DATA FOR THE TASK

= = = =

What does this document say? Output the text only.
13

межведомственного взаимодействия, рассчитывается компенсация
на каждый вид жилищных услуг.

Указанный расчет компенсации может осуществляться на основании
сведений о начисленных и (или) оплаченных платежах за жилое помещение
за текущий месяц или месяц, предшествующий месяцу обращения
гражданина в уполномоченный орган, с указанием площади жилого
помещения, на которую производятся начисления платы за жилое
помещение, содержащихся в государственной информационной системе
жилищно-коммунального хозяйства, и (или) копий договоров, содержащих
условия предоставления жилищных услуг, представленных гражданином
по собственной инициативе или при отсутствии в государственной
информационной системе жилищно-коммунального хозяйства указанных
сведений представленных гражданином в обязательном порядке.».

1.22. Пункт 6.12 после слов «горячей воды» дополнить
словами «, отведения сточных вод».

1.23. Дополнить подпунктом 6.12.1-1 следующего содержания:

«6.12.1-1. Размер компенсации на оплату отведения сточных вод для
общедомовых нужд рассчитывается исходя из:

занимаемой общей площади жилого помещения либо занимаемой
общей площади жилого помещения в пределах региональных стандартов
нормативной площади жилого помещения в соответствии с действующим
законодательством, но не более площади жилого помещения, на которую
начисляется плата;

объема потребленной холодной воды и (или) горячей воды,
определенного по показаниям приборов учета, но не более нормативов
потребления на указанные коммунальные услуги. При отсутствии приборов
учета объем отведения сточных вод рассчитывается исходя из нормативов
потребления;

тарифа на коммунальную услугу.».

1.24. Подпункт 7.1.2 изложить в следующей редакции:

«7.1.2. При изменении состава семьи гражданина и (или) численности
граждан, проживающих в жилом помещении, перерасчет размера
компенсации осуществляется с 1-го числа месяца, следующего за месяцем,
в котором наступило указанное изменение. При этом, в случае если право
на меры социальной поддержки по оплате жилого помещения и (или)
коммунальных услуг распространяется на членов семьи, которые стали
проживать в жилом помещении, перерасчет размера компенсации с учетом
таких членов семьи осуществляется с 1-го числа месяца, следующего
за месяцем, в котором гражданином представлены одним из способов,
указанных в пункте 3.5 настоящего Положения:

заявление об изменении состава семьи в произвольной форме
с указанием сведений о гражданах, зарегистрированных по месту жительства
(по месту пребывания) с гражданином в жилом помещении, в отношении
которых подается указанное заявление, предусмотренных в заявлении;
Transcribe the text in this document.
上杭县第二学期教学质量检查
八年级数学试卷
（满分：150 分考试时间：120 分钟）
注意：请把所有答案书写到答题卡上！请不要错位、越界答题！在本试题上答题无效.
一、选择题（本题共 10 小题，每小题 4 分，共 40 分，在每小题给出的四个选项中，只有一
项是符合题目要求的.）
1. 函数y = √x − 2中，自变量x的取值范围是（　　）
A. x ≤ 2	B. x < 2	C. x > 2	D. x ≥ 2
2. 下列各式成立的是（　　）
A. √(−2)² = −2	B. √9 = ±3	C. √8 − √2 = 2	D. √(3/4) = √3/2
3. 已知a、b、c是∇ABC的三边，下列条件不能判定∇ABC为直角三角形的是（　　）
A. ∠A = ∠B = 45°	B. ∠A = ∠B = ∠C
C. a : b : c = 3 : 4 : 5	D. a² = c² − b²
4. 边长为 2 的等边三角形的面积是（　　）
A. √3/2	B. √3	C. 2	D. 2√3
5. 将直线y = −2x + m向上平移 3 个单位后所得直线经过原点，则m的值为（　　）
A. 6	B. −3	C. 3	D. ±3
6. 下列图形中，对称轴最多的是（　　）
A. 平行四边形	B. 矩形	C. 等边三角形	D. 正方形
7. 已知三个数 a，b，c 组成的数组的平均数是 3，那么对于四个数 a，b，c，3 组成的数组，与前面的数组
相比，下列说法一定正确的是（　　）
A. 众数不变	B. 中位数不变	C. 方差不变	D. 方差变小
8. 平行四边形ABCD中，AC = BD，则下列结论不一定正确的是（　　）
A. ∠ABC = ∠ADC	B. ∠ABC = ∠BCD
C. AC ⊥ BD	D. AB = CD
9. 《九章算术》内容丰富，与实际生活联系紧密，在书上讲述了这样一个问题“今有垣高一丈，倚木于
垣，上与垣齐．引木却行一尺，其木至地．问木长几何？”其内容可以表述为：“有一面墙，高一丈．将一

= = = =

Your task is to output exactly the lines running from the one with "Transcribe the text in this document." through the final line of the material above, with both ends included.

OUTPUT FOR THIS TASK
Transcribe the text in this document.
上杭县第二学期教学质量检查
八年级数学试卷
（满分：150 分考试时间：120 分钟）
注意：请把所有答案书写到答题卡上！请不要错位、越界答题！在本试题上答题无效.
一、选择题（本题共 10 小题，每小题 4 分，共 40 分，在每小题给出的四个选项中，只有一
项是符合题目要求的.）
1. 函数y = √x − 2中，自变量x的取值范围是（　　）
A. x ≤ 2	B. x < 2	C. x > 2	D. x ≥ 2
2. 下列各式成立的是（　　）
A. √(−2)² = −2	B. √9 = ±3	C. √8 − √2 = 2	D. √(3/4) = √3/2
3. 已知a、b、c是∇ABC的三边，下列条件不能判定∇ABC为直角三角形的是（　　）
A. ∠A = ∠B = 45°	B. ∠A = ∠B = ∠C
C. a : b : c = 3 : 4 : 5	D. a² = c² − b²
4. 边长为 2 的等边三角形的面积是（　　）
A. √3/2	B. √3	C. 2	D. 2√3
5. 将直线y = −2x + m向上平移 3 个单位后所得直线经过原点，则m的值为（　　）
A. 6	B. −3	C. 3	D. ±3
6. 下列图形中，对称轴最多的是（　　）
A. 平行四边形	B. 矩形	C. 等边三角形	D. 正方形
7. 已知三个数 a，b，c 组成的数组的平均数是 3，那么对于四个数 a，b，c，3 组成的数组，与前面的数组
相比，下列说法一定正确的是（　　）
A. 众数不变	B. 中位数不变	C. 方差不变	D. 方差变小
8. 平行四边形ABCD中，AC = BD，则下列结论不一定正确的是（　　）
A. ∠ABC = ∠ADC	B. ∠ABC = ∠BCD
C. AC ⊥ BD	D. AB = CD
9. 《九章算术》内容丰富，与实际生活联系紧密，在书上讲述了这样一个问题“今有垣高一丈，倚木于
垣，上与垣齐．引木却行一尺，其木至地．问木长几何？”其内容可以表述为：“有一面墙，高一丈．将一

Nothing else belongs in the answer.